[Start SELECTED TEXT]

TiVo's website seems to be having problems. But maybe this cached link from google will work.

http://webcache.googleusercontent.c...rs/detail/a_id/2719+&cd=1&hl=en&ct=clnk&gl=us

*Global Reset: *The Global Reset function unpairs the remote control from the paired DVR and clears any other remote settings, such as IR codes for your TV or other A/V devices.

To perform a global reset:
1.Press and hold the TiVo + TV Power buttons until the activity indicator blinks red.
2.Press Thumbs Down three times, then press Enter.

The activity indicator will flash red three times if the global reset is successful.

*Switching to IR mode*

To enter IR mode, press and hold the TiVo+Red C buttons until the activity indicator on the remote control lights. The remote remains in IR mode until you enter the key combination that puts the remote into RF mode.

*Switching to RF mode*

Entering RF mode causes a paired remote that is currently operating in IR mode to switch to RF mode. This procedure has no effect in New Pairing mode or when the remote is unpaired. To change the remote control from IR mode to RF mode, press and hold the TiVo+Green D buttons until the activity indicator on the remote control lights.


----------



## randy1649 (Apr 18, 2011)

THANKS FORUM!
The Global Reset fixed the problem immediately.
Then, I switched into IR mode, and all continues to work.
Since I have several Tivo's, I prefer IR mode.


----------

[End SELECTED TEXT]

» **OBJECTIVE**:
In the forum thread on TiVo remote settings, which buttons must be pressed and held to put the remote control into IR mode? The rows are separate material, unrelated to the forum thread.

[Start PROVIDED DATA]

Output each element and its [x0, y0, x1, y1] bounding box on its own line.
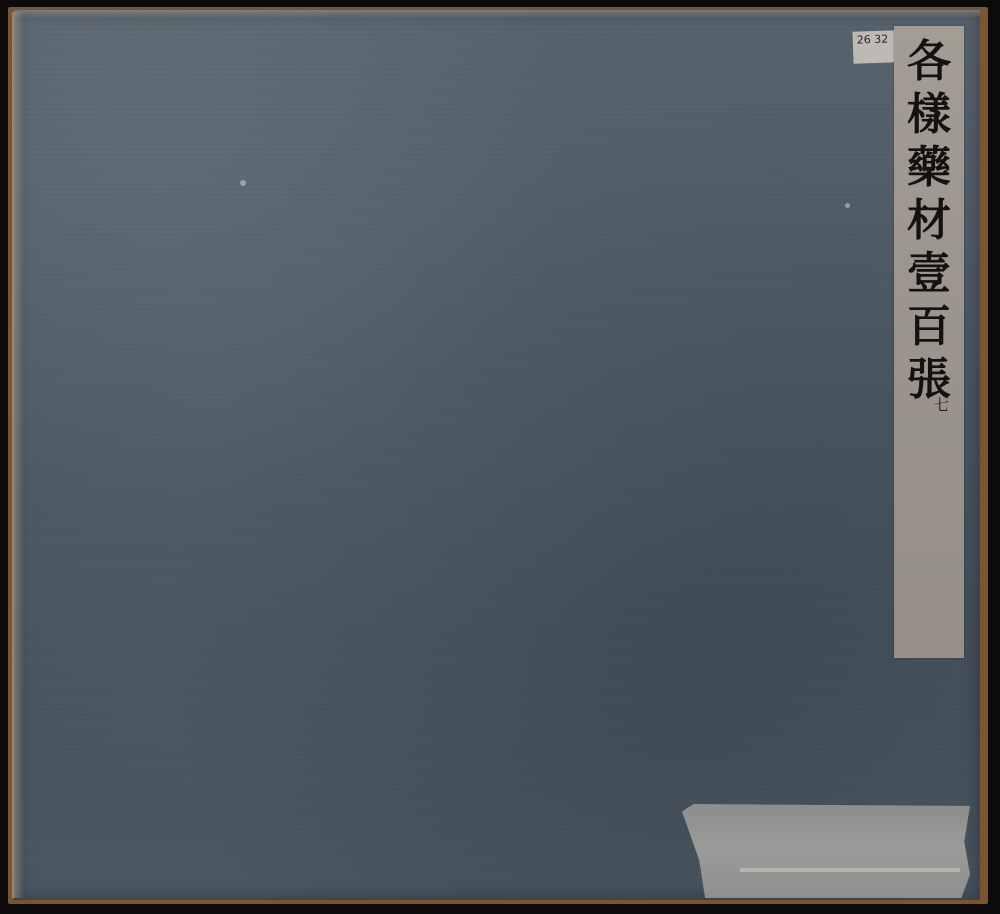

[End PROVIDED DATA]
[Start PROVIDED DATA]

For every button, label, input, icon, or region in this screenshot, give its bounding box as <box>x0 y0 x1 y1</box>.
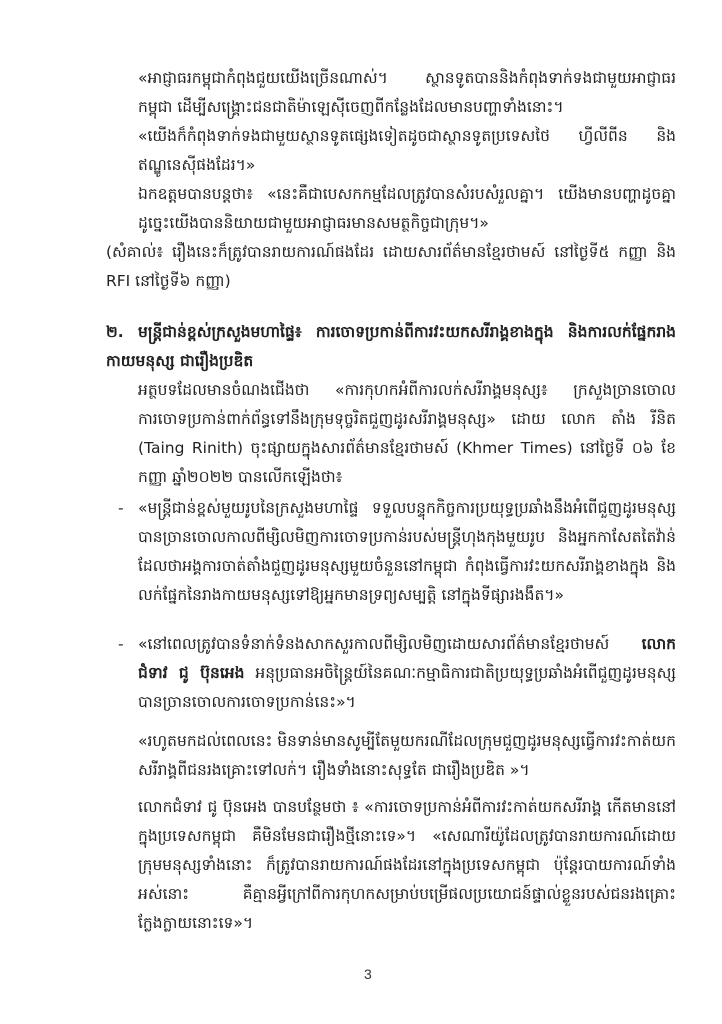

[End PROVIDED DATA]

» **WRITTEN RESPONSE**:
The TiVo and Red C buttons, held until the activity indicator on the remote control lights.